start Extracted material

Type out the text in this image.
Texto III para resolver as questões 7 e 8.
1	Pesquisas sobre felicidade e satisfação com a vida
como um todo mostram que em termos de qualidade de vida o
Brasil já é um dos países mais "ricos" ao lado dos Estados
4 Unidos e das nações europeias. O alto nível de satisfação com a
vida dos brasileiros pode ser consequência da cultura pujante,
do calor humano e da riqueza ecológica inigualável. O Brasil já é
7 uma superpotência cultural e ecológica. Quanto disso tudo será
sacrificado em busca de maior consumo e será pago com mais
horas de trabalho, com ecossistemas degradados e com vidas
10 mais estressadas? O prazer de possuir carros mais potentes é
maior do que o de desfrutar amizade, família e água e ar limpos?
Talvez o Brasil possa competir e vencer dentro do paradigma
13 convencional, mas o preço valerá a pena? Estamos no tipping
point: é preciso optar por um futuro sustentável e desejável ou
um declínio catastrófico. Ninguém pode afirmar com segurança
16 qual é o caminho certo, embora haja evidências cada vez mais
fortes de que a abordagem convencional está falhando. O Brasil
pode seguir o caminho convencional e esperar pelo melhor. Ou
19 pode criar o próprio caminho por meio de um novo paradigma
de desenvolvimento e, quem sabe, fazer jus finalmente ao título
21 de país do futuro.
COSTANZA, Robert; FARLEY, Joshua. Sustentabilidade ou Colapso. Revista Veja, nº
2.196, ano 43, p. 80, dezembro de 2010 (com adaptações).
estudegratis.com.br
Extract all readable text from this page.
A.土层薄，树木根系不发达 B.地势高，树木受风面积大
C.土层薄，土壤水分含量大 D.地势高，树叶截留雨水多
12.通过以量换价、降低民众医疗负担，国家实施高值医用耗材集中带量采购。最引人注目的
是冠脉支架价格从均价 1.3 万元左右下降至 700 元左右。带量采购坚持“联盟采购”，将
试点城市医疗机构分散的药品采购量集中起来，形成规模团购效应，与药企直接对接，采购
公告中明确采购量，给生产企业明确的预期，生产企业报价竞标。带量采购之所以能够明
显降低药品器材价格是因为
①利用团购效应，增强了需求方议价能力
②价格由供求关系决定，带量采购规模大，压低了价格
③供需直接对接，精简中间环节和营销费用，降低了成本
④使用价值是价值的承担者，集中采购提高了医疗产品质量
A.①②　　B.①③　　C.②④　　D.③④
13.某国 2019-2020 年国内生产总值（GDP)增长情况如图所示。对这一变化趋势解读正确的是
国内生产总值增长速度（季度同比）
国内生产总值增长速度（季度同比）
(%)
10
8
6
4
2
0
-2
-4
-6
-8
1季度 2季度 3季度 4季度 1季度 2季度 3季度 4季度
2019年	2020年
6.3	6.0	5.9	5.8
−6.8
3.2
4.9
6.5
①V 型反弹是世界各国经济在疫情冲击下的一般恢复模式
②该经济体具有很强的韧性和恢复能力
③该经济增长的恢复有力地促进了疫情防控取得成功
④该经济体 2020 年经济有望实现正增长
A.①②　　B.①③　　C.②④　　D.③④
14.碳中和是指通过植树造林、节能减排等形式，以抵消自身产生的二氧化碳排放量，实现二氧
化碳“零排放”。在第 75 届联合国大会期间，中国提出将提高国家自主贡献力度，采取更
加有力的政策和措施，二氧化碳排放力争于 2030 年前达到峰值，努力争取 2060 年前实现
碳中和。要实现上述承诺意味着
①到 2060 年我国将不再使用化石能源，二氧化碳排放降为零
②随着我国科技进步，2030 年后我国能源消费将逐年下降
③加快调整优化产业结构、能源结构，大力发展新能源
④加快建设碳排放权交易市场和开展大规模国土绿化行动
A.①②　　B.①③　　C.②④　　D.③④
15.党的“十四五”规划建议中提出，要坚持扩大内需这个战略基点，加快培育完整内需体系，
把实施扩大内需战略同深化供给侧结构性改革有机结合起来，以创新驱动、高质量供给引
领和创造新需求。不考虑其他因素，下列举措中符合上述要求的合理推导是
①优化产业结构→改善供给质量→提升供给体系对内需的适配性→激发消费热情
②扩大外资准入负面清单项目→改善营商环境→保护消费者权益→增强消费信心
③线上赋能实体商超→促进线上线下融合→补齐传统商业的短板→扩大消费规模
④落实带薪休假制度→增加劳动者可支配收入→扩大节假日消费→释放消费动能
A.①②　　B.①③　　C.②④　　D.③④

end Extracted material

• [Work to complete] Each entry above needs to be retyped exactly.

• [Right answer]
Type out the text in this image.
Texto III para resolver as questões 7 e 8.
1	Pesquisas sobre felicidade e satisfação com a vida
como um todo mostram que em termos de qualidade de vida o
Brasil já é um dos países mais "ricos" ao lado dos Estados
4 Unidos e das nações europeias. O alto nível de satisfação com a
vida dos brasileiros pode ser consequência da cultura pujante,
do calor humano e da riqueza ecológica inigualável. O Brasil já é
7 uma superpotência cultural e ecológica. Quanto disso tudo será
sacrificado em busca de maior consumo e será pago com mais
horas de trabalho, com ecossistemas degradados e com vidas
10 mais estressadas? O prazer de possuir carros mais potentes é
maior do que o de desfrutar amizade, família e água e ar limpos?
Talvez o Brasil possa competir e vencer dentro do paradigma
13 convencional, mas o preço valerá a pena? Estamos no tipping
point: é preciso optar por um futuro sustentável e desejável ou
um declínio catastrófico. Ninguém pode afirmar com segurança
16 qual é o caminho certo, embora haja evidências cada vez mais
fortes de que a abordagem convencional está falhando. O Brasil
pode seguir o caminho convencional e esperar pelo melhor. Ou
19 pode criar o próprio caminho por meio de um novo paradigma
de desenvolvimento e, quem sabe, fazer jus finalmente ao título
21 de país do futuro.
COSTANZA, Robert; FARLEY, Joshua. Sustentabilidade ou Colapso. Revista Veja, nº
2.196, ano 43, p. 80, dezembro de 2010 (com adaptações).
estudegratis.com.br
Extract all readable text from this page.
A.土层薄，树木根系不发达 B.地势高，树木受风面积大
C.土层薄，土壤水分含量大 D.地势高，树叶截留雨水多
12.通过以量换价、降低民众医疗负担，国家实施高值医用耗材集中带量采购。最引人注目的
是冠脉支架价格从均价 1.3 万元左右下降至 700 元左右。带量采购坚持“联盟采购”，将
试点城市医疗机构分散的药品采购量集中起来，形成规模团购效应，与药企直接对接，采购
公告中明确采购量，给生产企业明确的预期，生产企业报价竞标。带量采购之所以能够明
显降低药品器材价格是因为
①利用团购效应，增强了需求方议价能力
②价格由供求关系决定，带量采购规模大，压低了价格
③供需直接对接，精简中间环节和营销费用，降低了成本
④使用价值是价值的承担者，集中采购提高了医疗产品质量
A.①②　　B.①③　　C.②④　　D.③④
13.某国 2019-2020 年国内生产总值（GDP)增长情况如图所示。对这一变化趋势解读正确的是
国内生产总值增长速度（季度同比）
国内生产总值增长速度（季度同比）
(%)
10
8
6
4
2
0
-2
-4
-6
-8
1季度 2季度 3季度 4季度 1季度 2季度 3季度 4季度
2019年	2020年
6.3	6.0	5.9	5.8
−6.8
3.2
4.9
6.5
①V 型反弹是世界各国经济在疫情冲击下的一般恢复模式
②该经济体具有很强的韧性和恢复能力
③该经济增长的恢复有力地促进了疫情防控取得成功
④该经济体 2020 年经济有望实现正增长
A.①②　　B.①③　　C.②④　　D.③④
14.碳中和是指通过植树造林、节能减排等形式，以抵消自身产生的二氧化碳排放量，实现二氧
化碳“零排放”。在第 75 届联合国大会期间，中国提出将提高国家自主贡献力度，采取更
加有力的政策和措施，二氧化碳排放力争于 2030 年前达到峰值，努力争取 2060 年前实现
碳中和。要实现上述承诺意味着
①到 2060 年我国将不再使用化石能源，二氧化碳排放降为零
②随着我国科技进步，2030 年后我国能源消费将逐年下降
③加快调整优化产业结构、能源结构，大力发展新能源
④加快建设碳排放权交易市场和开展大规模国土绿化行动
A.①②　　B.①③　　C.②④　　D.③④
15.党的“十四五”规划建议中提出，要坚持扩大内需这个战略基点，加快培育完整内需体系，
把实施扩大内需战略同深化供给侧结构性改革有机结合起来，以创新驱动、高质量供给引
领和创造新需求。不考虑其他因素，下列举措中符合上述要求的合理推导是
①优化产业结构→改善供给质量→提升供给体系对内需的适配性→激发消费热情
②扩大外资准入负面清单项目→改善营商环境→保护消费者权益→增强消费信心
③线上赋能实体商超→促进线上线下融合→补齐传统商业的短板→扩大消费规模
④落实带薪休假制度→增加劳动者可支配收入→扩大节假日消费→释放消费动能
A.①②　　B.①③　　C.②④　　D.③④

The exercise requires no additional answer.